(begin)
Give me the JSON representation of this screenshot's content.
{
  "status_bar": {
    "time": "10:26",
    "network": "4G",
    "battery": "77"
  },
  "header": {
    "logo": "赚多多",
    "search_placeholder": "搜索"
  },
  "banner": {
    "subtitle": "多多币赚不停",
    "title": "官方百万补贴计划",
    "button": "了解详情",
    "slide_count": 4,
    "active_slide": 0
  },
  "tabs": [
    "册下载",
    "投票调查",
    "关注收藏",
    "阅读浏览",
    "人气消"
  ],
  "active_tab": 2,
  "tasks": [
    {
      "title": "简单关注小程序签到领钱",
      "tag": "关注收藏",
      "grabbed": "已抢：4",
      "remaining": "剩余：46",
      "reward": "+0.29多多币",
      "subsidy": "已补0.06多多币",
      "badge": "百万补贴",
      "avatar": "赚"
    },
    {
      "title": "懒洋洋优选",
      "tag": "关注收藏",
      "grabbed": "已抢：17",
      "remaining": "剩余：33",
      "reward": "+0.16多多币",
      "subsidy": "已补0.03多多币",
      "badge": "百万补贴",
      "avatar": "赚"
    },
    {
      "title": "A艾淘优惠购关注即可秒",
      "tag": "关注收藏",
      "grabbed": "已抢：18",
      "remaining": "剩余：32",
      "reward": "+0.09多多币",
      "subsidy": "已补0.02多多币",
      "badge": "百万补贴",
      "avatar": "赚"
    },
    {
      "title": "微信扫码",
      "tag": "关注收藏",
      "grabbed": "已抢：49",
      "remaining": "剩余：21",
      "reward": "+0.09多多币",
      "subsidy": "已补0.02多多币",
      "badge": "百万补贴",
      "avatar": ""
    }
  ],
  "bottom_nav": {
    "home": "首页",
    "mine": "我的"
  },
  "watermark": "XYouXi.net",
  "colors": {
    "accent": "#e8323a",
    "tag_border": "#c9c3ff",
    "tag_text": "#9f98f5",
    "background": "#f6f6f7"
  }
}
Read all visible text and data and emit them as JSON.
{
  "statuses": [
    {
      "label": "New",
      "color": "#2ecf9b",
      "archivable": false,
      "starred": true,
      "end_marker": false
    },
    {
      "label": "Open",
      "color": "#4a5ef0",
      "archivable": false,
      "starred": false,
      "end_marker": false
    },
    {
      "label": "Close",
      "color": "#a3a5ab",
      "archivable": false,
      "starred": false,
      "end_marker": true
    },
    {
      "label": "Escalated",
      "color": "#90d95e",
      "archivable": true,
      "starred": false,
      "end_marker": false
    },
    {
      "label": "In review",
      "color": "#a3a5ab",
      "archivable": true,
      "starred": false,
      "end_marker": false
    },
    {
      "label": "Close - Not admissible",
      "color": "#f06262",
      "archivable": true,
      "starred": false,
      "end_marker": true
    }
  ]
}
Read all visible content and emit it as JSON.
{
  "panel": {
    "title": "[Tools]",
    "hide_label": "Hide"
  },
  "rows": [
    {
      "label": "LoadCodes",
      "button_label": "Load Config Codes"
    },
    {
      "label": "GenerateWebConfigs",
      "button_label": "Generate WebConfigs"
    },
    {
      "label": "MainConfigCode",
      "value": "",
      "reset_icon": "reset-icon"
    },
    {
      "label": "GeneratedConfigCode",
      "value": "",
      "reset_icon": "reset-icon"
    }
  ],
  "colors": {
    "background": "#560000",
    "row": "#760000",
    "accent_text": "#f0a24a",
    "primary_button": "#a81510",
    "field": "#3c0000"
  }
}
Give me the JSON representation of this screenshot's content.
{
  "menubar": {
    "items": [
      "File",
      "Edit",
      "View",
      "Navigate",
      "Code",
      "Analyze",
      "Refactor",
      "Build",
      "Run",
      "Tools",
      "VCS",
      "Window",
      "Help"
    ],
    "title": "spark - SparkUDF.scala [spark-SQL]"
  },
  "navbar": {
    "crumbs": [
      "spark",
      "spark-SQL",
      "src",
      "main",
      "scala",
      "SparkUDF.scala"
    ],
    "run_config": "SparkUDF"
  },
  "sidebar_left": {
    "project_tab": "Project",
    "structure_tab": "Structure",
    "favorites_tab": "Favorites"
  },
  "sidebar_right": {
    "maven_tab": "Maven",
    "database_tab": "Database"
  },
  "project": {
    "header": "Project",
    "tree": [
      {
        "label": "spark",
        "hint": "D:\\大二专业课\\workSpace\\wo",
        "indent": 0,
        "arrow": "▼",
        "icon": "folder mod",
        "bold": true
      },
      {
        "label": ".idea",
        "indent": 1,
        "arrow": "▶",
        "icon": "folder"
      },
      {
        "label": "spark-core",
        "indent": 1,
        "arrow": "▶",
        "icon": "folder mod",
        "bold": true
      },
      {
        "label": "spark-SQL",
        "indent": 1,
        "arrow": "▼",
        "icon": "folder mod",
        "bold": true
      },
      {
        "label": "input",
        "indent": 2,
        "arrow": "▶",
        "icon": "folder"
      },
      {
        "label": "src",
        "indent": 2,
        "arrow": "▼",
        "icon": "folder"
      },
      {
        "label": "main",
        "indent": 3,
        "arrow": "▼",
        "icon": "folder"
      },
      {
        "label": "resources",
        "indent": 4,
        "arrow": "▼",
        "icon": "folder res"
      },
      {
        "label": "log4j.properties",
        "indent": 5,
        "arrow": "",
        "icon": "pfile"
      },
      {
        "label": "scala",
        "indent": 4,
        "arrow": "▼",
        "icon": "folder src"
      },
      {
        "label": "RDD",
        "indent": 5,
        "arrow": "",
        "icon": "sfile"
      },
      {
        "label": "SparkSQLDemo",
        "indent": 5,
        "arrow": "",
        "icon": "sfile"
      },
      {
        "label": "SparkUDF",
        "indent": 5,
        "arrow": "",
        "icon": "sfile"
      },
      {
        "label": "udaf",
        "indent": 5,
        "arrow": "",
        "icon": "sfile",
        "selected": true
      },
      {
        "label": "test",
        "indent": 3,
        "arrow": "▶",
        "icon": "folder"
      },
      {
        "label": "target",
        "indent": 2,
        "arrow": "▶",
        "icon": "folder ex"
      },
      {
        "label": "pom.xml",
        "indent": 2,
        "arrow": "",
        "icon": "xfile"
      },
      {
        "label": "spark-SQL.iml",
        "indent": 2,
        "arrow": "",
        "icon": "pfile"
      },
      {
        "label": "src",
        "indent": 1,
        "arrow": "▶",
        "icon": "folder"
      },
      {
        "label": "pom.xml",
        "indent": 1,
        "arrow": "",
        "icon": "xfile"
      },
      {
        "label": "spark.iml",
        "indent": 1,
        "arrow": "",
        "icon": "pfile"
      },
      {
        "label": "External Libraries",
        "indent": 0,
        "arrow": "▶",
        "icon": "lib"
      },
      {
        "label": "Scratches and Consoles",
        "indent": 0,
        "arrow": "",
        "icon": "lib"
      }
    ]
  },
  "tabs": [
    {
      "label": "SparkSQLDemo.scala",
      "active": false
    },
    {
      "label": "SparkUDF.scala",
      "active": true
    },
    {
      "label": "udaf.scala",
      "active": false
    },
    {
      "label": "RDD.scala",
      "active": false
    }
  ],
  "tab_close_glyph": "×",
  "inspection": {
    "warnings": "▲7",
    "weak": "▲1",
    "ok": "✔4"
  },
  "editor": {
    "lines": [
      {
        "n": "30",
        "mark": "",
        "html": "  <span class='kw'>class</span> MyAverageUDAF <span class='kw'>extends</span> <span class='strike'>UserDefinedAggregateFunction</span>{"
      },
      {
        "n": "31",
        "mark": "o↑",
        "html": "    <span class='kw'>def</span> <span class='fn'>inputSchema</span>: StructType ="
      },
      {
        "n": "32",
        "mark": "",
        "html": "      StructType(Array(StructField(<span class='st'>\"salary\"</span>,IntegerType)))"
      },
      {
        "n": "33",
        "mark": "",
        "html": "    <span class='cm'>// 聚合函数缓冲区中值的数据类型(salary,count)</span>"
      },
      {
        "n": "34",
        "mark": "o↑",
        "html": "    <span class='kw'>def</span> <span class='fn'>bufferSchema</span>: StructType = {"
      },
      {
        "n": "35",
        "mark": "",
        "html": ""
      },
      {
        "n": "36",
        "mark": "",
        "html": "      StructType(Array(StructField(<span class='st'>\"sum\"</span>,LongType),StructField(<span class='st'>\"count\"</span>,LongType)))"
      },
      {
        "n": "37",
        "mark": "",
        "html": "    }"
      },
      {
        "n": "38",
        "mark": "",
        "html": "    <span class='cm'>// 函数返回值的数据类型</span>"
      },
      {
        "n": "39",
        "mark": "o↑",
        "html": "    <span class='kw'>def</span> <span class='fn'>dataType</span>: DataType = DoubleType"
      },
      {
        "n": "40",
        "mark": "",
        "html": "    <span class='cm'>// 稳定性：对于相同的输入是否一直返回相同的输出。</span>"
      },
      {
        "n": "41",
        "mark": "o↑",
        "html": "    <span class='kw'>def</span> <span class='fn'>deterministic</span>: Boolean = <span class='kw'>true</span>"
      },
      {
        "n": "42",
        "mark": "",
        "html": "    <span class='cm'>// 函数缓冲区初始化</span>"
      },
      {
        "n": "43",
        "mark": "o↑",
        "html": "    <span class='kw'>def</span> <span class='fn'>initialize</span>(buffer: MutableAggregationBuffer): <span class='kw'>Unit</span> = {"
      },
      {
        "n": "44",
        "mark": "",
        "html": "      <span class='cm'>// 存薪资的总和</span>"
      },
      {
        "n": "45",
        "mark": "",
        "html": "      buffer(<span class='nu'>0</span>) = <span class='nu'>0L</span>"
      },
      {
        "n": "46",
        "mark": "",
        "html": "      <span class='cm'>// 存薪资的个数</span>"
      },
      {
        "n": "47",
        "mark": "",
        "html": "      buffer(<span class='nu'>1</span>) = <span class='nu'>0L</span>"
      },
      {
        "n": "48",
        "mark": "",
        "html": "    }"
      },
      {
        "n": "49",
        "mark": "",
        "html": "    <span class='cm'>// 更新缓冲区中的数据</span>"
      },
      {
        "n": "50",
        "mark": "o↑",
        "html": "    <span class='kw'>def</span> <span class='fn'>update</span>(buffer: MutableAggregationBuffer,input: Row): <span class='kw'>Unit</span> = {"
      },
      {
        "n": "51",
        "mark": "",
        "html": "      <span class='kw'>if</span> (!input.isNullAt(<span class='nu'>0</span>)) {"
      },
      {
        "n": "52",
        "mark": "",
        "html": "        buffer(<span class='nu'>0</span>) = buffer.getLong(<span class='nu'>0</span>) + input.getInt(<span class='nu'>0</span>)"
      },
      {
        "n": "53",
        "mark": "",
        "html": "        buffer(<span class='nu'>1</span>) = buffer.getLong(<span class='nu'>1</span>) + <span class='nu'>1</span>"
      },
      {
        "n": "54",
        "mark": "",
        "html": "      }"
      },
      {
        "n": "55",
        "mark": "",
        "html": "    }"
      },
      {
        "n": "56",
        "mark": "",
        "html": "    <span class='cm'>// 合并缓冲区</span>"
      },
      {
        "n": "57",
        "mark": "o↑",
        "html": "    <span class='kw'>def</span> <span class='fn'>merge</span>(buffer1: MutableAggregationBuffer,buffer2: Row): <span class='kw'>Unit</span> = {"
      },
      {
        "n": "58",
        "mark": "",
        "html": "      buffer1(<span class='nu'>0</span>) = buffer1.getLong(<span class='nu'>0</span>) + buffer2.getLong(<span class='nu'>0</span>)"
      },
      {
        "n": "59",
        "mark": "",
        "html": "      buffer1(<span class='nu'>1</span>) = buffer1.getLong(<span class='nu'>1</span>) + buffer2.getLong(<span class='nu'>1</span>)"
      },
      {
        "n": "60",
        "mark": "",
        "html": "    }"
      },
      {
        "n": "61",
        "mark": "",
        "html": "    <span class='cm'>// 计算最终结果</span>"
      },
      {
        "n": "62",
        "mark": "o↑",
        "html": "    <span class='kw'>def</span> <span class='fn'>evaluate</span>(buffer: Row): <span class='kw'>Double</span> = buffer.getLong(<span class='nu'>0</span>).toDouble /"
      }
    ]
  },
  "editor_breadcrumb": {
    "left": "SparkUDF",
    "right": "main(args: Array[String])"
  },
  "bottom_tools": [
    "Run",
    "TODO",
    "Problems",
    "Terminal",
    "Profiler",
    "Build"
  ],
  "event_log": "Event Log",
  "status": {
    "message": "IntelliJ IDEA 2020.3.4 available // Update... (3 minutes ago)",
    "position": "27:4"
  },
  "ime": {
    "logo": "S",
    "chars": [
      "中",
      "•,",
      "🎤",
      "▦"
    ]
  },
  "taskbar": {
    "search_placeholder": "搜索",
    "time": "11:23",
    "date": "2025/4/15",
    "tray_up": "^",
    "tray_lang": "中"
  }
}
(end)
State only the count of lines above that hold the string "JSON".

:: Answer to the task ::
4